(Records from a collection)
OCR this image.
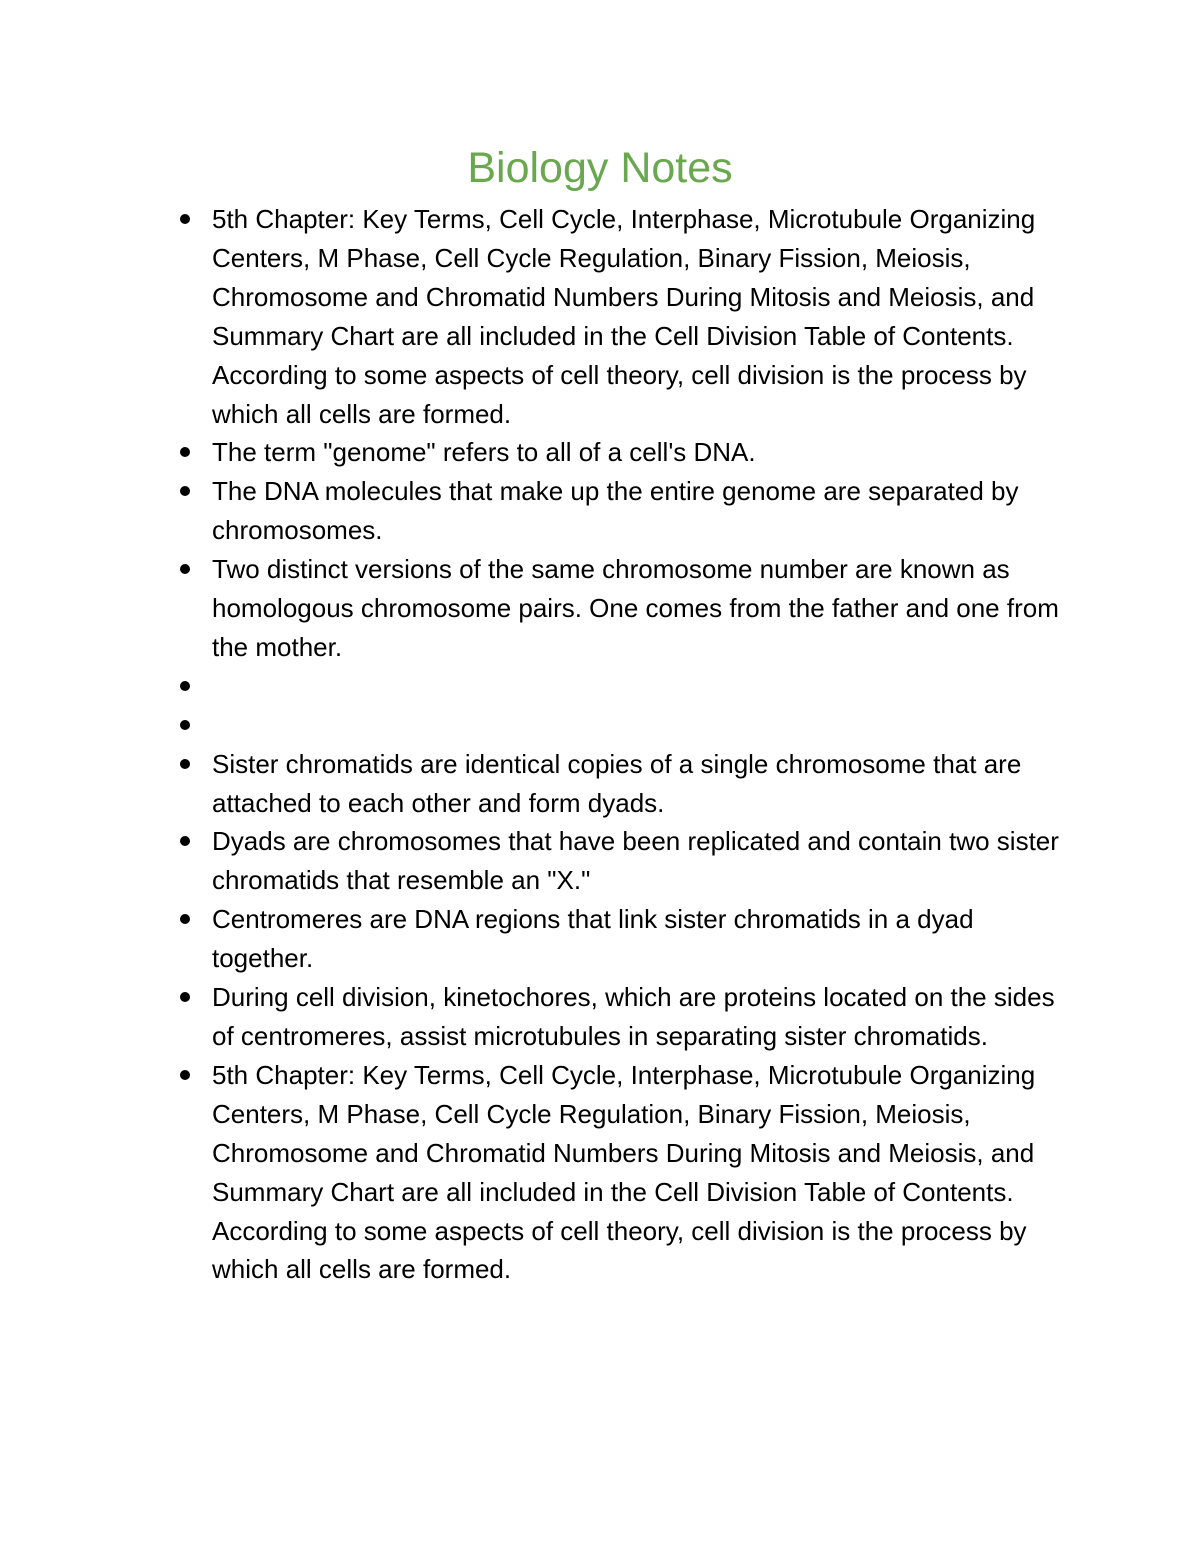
Biology Notes
5th Chapter: Key Terms, Cell Cycle, Interphase, Microtubule Organizing Centers, M Phase, Cell Cycle Regulation, Binary Fission, Meiosis, Chromosome and Chromatid Numbers During Mitosis and Meiosis, and Summary Chart are all included in the Cell Division Table of Contents. According to some aspects of cell theory, cell division is the process by which all cells are formed.
The term "genome" refers to all of a cell's DNA.
The DNA molecules that make up the entire genome are separated by chromosomes.
Two distinct versions of the same chromosome number are known as homologous chromosome pairs. One comes from the father and one from the mother.
Sister chromatids are identical copies of a single chromosome that are attached to each other and form dyads.
Dyads are chromosomes that have been replicated and contain two sister chromatids that resemble an "X."
Centromeres are DNA regions that link sister chromatids in a dyad together.
During cell division, kinetochores, which are proteins located on the sides of centromeres, assist microtubules in separating sister chromatids.
5th Chapter: Key Terms, Cell Cycle, Interphase, Microtubule Organizing Centers, M Phase, Cell Cycle Regulation, Binary Fission, Meiosis, Chromosome and Chromatid Numbers During Mitosis and Meiosis, and Summary Chart are all included in the Cell Division Table of Contents. According to some aspects of cell theory, cell division is the process by which all cells are formed.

* WORK INSTRUCTIONS *
Please retype the records above exactly, leaving every image out.

* TASK SOLUTION *
OCR this image.
Biology Notes
5th Chapter: Key Terms, Cell Cycle, Interphase, Microtubule Organizing Centers, M Phase, Cell Cycle Regulation, Binary Fission, Meiosis, Chromosome and Chromatid Numbers During Mitosis and Meiosis, and Summary Chart are all included in the Cell Division Table of Contents. According to some aspects of cell theory, cell division is the process by which all cells are formed.
The term "genome" refers to all of a cell's DNA.
The DNA molecules that make up the entire genome are separated by chromosomes.
Two distinct versions of the same chromosome number are known as homologous chromosome pairs. One comes from the father and one from the mother.
Sister chromatids are identical copies of a single chromosome that are attached to each other and form dyads.
Dyads are chromosomes that have been replicated and contain two sister chromatids that resemble an "X."
Centromeres are DNA regions that link sister chromatids in a dyad together.
During cell division, kinetochores, which are proteins located on the sides of centromeres, assist microtubules in separating sister chromatids.
5th Chapter: Key Terms, Cell Cycle, Interphase, Microtubule Organizing Centers, M Phase, Cell Cycle Regulation, Binary Fission, Meiosis, Chromosome and Chromatid Numbers During Mitosis and Meiosis, and Summary Chart are all included in the Cell Division Table of Contents. According to some aspects of cell theory, cell division is the process by which all cells are formed.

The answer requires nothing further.